>> start
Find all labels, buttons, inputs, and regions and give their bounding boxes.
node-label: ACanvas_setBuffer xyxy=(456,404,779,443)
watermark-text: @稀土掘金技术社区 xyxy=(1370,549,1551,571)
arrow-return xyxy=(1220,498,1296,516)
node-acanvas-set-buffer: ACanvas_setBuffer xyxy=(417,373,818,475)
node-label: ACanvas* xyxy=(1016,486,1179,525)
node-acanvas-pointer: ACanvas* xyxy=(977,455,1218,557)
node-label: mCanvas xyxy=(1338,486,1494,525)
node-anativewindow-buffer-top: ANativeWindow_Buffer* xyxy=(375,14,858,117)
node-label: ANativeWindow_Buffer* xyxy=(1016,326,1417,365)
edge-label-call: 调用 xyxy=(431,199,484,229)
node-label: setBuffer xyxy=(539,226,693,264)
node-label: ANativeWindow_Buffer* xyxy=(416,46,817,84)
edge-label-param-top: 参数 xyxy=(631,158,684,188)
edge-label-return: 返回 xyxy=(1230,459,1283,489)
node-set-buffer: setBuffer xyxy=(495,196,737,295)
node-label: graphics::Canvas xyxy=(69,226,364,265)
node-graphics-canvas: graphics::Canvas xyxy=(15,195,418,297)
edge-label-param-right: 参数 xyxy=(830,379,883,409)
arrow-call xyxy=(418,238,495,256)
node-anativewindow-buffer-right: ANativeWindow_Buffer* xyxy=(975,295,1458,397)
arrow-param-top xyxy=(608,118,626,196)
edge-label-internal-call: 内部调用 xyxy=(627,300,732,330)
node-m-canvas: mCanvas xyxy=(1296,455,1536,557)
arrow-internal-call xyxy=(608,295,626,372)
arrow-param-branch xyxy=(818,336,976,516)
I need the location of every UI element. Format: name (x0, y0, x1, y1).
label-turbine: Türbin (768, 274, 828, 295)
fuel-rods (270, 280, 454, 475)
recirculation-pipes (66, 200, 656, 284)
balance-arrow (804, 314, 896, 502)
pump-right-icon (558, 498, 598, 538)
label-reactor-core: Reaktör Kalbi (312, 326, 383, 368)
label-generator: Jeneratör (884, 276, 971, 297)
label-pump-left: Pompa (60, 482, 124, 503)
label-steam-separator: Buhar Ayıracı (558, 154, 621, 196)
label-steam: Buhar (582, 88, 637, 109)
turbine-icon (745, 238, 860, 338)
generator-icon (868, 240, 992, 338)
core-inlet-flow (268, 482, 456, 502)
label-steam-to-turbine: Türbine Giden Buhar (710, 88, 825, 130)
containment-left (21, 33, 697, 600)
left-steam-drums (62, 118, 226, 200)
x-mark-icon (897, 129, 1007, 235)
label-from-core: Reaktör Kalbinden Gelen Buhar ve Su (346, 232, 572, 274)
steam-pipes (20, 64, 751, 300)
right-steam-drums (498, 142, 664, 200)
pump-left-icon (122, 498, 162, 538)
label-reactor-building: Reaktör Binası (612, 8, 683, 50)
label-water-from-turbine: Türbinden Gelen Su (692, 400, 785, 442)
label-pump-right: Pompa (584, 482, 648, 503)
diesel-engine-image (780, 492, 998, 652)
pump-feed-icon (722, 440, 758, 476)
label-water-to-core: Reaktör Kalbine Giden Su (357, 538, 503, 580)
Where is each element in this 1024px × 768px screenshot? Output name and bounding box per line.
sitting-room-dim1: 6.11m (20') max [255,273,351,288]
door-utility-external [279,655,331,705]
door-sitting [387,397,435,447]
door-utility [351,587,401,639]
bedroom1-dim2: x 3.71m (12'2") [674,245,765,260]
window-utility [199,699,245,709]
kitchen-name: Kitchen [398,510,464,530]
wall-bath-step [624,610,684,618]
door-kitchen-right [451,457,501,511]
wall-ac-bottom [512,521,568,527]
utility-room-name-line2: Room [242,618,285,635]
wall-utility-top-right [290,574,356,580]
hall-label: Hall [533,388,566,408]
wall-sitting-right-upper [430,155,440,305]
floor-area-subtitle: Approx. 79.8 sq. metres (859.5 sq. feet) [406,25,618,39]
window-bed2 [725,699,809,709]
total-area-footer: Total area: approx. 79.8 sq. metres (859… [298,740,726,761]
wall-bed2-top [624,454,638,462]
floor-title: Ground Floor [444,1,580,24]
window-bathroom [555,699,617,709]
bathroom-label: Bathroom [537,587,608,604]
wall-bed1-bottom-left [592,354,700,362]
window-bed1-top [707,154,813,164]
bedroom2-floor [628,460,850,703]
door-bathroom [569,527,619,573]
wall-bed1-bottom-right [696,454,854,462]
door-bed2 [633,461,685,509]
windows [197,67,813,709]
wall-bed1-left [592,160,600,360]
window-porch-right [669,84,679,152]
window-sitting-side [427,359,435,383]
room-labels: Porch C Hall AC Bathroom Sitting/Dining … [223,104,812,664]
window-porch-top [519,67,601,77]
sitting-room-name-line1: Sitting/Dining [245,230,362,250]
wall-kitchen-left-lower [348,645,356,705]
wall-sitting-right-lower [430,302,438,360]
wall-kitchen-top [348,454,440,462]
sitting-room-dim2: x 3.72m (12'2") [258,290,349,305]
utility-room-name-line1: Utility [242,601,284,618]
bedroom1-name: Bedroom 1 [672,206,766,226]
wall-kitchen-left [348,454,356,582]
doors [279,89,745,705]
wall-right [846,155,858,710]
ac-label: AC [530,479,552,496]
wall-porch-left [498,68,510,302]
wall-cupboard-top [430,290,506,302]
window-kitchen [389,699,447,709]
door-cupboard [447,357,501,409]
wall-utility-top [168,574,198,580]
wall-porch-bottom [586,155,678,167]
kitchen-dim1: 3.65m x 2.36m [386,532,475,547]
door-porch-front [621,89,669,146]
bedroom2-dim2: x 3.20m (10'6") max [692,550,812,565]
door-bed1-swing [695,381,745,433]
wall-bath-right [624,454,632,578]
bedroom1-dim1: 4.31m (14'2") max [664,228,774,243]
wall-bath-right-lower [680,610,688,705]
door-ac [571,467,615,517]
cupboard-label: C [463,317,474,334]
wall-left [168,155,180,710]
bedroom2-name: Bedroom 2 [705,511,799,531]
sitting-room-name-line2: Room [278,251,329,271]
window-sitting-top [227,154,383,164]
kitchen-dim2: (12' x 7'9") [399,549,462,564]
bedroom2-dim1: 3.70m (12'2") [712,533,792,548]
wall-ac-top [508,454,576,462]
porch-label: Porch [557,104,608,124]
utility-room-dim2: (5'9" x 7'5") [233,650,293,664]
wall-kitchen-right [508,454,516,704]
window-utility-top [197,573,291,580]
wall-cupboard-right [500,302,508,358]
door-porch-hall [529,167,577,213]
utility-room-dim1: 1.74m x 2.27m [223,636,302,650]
>> end
Could you rewrite every line of the listing above as a single numbered list and leave out any blank lines?

1. Find all labels, buttons, inputs, and regions and give their bounding boxes.
2. node-label: ACanvas_setBuffer xyxy=(456,404,779,443)
3. watermark-text: @稀土掘金技术社区 xyxy=(1370,549,1551,571)
4. arrow-return xyxy=(1220,498,1296,516)
5. node-acanvas-set-buffer: ACanvas_setBuffer xyxy=(417,373,818,475)
6. node-label: ACanvas* xyxy=(1016,486,1179,525)
7. node-acanvas-pointer: ACanvas* xyxy=(977,455,1218,557)
8. node-label: mCanvas xyxy=(1338,486,1494,525)
9. node-anativewindow-buffer-top: ANativeWindow_Buffer* xyxy=(375,14,858,117)
10. node-label: ANativeWindow_Buffer* xyxy=(1016,326,1417,365)
11. edge-label-call: 调用 xyxy=(431,199,484,229)
12. node-label: setBuffer xyxy=(539,226,693,264)
13. node-label: ANativeWindow_Buffer* xyxy=(416,46,817,84)
14. edge-label-param-top: 参数 xyxy=(631,158,684,188)
15. edge-label-return: 返回 xyxy=(1230,459,1283,489)
16. node-set-buffer: setBuffer xyxy=(495,196,737,295)
17. node-label: graphics::Canvas xyxy=(69,226,364,265)
18. node-graphics-canvas: graphics::Canvas xyxy=(15,195,418,297)
19. edge-label-param-right: 参数 xyxy=(830,379,883,409)
20. arrow-call xyxy=(418,238,495,256)
21. node-anativewindow-buffer-right: ANativeWindow_Buffer* xyxy=(975,295,1458,397)
22. arrow-param-top xyxy=(608,118,626,196)
23. edge-label-internal-call: 内部调用 xyxy=(627,300,732,330)
24. node-m-canvas: mCanvas xyxy=(1296,455,1536,557)
25. arrow-internal-call xyxy=(608,295,626,372)
26. arrow-param-branch xyxy=(818,336,976,516)
27. I need the location of every UI element. Format: name (x0, y0, x1, y1).
28. label-turbine: Türbin (768, 274, 828, 295)
29. fuel-rods (270, 280, 454, 475)
30. recirculation-pipes (66, 200, 656, 284)
31. balance-arrow (804, 314, 896, 502)
32. pump-right-icon (558, 498, 598, 538)
33. label-reactor-core: Reaktör Kalbi (312, 326, 383, 368)
34. label-generator: Jeneratör (884, 276, 971, 297)
35. label-pump-left: Pompa (60, 482, 124, 503)
36. label-steam-separator: Buhar Ayıracı (558, 154, 621, 196)
37. label-steam: Buhar (582, 88, 637, 109)
38. turbine-icon (745, 238, 860, 338)
39. generator-icon (868, 240, 992, 338)
40. core-inlet-flow (268, 482, 456, 502)
41. label-steam-to-turbine: Türbine Giden Buhar (710, 88, 825, 130)
42. containment-left (21, 33, 697, 600)
43. left-steam-drums (62, 118, 226, 200)
44. x-mark-icon (897, 129, 1007, 235)
45. label-from-core: Reaktör Kalbinden Gelen Buhar ve Su (346, 232, 572, 274)
46. steam-pipes (20, 64, 751, 300)
47. right-steam-drums (498, 142, 664, 200)
48. pump-left-icon (122, 498, 162, 538)
49. label-reactor-building: Reaktör Binası (612, 8, 683, 50)
50. label-water-from-turbine: Türbinden Gelen Su (692, 400, 785, 442)
51. label-pump-right: Pompa (584, 482, 648, 503)
52. diesel-engine-image (780, 492, 998, 652)
53. pump-feed-icon (722, 440, 758, 476)
54. label-water-to-core: Reaktör Kalbine Giden Su (357, 538, 503, 580)
55. Where is each element in this 1024px × 768px screenshot? Output name and bounding box per line.
56. sitting-room-dim1: 6.11m (20') max [255,273,351,288]
57. door-utility-external [279,655,331,705]
58. door-sitting [387,397,435,447]
59. door-utility [351,587,401,639]
60. bedroom1-dim2: x 3.71m (12'2") [674,245,765,260]
61. window-utility [199,699,245,709]
62. kitchen-name: Kitchen [398,510,464,530]
63. wall-bath-step [624,610,684,618]
64. door-kitchen-right [451,457,501,511]
65. wall-ac-bottom [512,521,568,527]
66. utility-room-name-line2: Room [242,618,285,635]
67. wall-utility-top-right [290,574,356,580]
68. hall-label: Hall [533,388,566,408]
69. wall-sitting-right-upper [430,155,440,305]
70. floor-area-subtitle: Approx. 79.8 sq. metres (859.5 sq. feet) [406,25,618,39]
71. window-bed2 [725,699,809,709]
72. total-area-footer: Total area: approx. 79.8 sq. metres (859… [298,740,726,761]
73. wall-bed2-top [624,454,638,462]
74. floor-title: Ground Floor [444,1,580,24]
75. window-bathroom [555,699,617,709]
76. bathroom-label: Bathroom [537,587,608,604]
77. wall-bed1-bottom-left [592,354,700,362]
78. window-bed1-top [707,154,813,164]
79. bedroom2-floor [628,460,850,703]
80. door-bathroom [569,527,619,573]
81. wall-bed1-bottom-right [696,454,854,462]
82. door-bed2 [633,461,685,509]
83. windows [197,67,813,709]
84. wall-bed1-left [592,160,600,360]
85. window-porch-right [669,84,679,152]
86. window-sitting-side [427,359,435,383]
87. room-labels: Porch C Hall AC Bathroom Sitting/Dining … [223,104,812,664]
88. window-porch-top [519,67,601,77]
89. sitting-room-name-line1: Sitting/Dining [245,230,362,250]
90. wall-kitchen-left-lower [348,645,356,705]
91. wall-sitting-right-lower [430,302,438,360]
92. wall-kitchen-top [348,454,440,462]
93. sitting-room-dim2: x 3.72m (12'2") [258,290,349,305]
94. utility-room-name-line1: Utility [242,601,284,618]
95. bedroom1-name: Bedroom 1 [672,206,766,226]
96. wall-kitchen-left [348,454,356,582]
97. doors [279,89,745,705]
98. wall-right [846,155,858,710]
99. ac-label: AC [530,479,552,496]
100. wall-porch-left [498,68,510,302]
101. wall-cupboard-top [430,290,506,302]
102. window-kitchen [389,699,447,709]
103. door-cupboard [447,357,501,409]
104. wall-utility-top [168,574,198,580]
105. wall-porch-bottom [586,155,678,167]
106. kitchen-dim1: 3.65m x 2.36m [386,532,475,547]
107. door-porch-front [621,89,669,146]
108. bedroom2-dim2: x 3.20m (10'6") max [692,550,812,565]
109. door-bed1-swing [695,381,745,433]
110. wall-bath-right [624,454,632,578]
111. bedroom1-dim1: 4.31m (14'2") max [664,228,774,243]
112. wall-bath-right-lower [680,610,688,705]
113. door-ac [571,467,615,517]
114. cupboard-label: C [463,317,474,334]
115. wall-left [168,155,180,710]
116. bedroom2-name: Bedroom 2 [705,511,799,531]
117. sitting-room-name-line2: Room [278,251,329,271]
118. window-sitting-top [227,154,383,164]
119. kitchen-dim2: (12' x 7'9") [399,549,462,564]
120. bedroom2-dim1: 3.70m (12'2") [712,533,792,548]
121. wall-ac-top [508,454,576,462]
122. porch-label: Porch [557,104,608,124]
123. utility-room-dim2: (5'9" x 7'5") [233,650,293,664]
124. wall-kitchen-right [508,454,516,704]
125. window-utility-top [197,573,291,580]
126. wall-cupboard-right [500,302,508,358]
127. door-porch-hall [529,167,577,213]
128. utility-room-dim1: 1.74m x 2.27m [223,636,302,650]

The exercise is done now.